_SHORT PROBLEM:_ Scan the data for "picture" and copy the lines it appears in.

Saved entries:
━━━━━━━━━━━━━━━━━━━━━━━━━━━━━━
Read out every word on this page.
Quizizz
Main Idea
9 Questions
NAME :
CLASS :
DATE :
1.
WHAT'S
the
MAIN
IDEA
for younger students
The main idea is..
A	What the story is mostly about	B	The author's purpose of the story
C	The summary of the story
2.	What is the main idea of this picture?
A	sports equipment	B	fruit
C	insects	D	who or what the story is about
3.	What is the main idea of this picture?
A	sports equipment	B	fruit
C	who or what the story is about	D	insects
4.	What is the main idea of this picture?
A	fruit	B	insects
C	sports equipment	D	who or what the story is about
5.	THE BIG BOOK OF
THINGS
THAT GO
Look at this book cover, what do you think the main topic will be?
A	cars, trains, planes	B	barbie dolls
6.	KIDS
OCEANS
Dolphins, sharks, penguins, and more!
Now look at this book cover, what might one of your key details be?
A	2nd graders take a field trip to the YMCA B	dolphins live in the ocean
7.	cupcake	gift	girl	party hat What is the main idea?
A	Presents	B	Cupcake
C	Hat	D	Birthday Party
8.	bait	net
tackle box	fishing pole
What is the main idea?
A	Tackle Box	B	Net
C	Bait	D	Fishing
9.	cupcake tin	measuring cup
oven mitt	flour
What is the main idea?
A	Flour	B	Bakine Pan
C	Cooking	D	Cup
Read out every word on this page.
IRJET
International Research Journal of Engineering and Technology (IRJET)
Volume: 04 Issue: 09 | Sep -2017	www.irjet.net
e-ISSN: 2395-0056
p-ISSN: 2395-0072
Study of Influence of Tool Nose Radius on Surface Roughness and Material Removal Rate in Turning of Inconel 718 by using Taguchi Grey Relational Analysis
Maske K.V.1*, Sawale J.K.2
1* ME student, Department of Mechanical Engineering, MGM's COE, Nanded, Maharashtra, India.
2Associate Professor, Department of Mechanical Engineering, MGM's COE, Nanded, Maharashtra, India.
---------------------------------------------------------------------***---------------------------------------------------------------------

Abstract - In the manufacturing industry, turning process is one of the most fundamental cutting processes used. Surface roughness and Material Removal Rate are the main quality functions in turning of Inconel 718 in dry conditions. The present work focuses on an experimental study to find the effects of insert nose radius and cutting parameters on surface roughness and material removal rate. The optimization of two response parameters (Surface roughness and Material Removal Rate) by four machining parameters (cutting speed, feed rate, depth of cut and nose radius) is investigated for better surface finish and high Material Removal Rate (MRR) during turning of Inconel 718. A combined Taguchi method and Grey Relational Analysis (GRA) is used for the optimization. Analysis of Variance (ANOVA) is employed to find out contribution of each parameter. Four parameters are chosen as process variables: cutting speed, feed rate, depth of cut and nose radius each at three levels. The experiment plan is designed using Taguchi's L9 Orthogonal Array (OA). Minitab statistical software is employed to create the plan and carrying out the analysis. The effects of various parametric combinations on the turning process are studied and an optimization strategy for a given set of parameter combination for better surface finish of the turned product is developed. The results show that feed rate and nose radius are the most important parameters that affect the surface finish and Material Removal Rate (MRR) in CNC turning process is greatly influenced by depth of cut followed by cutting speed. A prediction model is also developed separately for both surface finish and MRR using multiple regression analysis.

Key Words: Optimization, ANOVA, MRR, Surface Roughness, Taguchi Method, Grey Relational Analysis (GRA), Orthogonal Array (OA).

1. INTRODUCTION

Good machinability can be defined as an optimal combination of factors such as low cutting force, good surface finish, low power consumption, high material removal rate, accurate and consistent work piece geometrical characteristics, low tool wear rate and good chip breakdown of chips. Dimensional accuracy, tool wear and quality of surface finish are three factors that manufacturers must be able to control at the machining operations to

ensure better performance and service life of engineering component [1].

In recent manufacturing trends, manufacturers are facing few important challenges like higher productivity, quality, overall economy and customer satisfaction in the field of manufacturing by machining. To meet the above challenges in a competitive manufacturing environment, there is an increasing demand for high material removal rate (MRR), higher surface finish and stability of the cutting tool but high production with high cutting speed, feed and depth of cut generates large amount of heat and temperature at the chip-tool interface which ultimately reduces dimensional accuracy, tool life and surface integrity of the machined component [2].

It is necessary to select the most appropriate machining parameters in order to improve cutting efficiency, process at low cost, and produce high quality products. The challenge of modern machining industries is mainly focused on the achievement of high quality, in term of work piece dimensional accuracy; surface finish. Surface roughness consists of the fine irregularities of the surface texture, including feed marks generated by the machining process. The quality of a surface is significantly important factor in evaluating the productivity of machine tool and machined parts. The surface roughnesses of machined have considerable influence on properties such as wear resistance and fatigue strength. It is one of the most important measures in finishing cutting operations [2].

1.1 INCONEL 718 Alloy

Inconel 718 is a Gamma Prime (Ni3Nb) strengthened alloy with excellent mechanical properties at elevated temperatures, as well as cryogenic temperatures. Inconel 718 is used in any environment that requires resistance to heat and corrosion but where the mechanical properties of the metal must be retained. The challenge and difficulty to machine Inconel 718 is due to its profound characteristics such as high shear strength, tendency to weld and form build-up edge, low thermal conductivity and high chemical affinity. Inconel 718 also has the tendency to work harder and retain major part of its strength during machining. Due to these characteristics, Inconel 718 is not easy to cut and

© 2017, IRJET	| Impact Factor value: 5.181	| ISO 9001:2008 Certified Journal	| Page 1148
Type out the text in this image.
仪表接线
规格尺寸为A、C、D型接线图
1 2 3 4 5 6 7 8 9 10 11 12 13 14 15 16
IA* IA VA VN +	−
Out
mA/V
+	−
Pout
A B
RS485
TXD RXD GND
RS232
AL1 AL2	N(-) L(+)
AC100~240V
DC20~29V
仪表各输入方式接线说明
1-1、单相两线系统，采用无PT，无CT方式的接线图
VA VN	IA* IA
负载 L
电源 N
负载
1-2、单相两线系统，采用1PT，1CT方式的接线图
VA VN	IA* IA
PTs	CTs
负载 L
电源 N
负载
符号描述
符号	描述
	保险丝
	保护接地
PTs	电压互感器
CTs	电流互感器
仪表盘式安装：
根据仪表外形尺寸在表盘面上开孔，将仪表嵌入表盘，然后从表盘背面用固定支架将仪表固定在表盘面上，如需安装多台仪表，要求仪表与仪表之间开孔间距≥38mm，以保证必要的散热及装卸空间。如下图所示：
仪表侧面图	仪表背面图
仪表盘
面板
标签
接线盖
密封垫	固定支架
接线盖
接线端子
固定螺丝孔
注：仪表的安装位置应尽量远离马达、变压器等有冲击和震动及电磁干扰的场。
━━━━━━━━━━━━━━━━━━━━━━━━━━━━━━
_WRITTEN SOLUTION:_
2.	What is the main idea of this picture?
3.	What is the main idea of this picture?
4.	What is the main idea of this picture?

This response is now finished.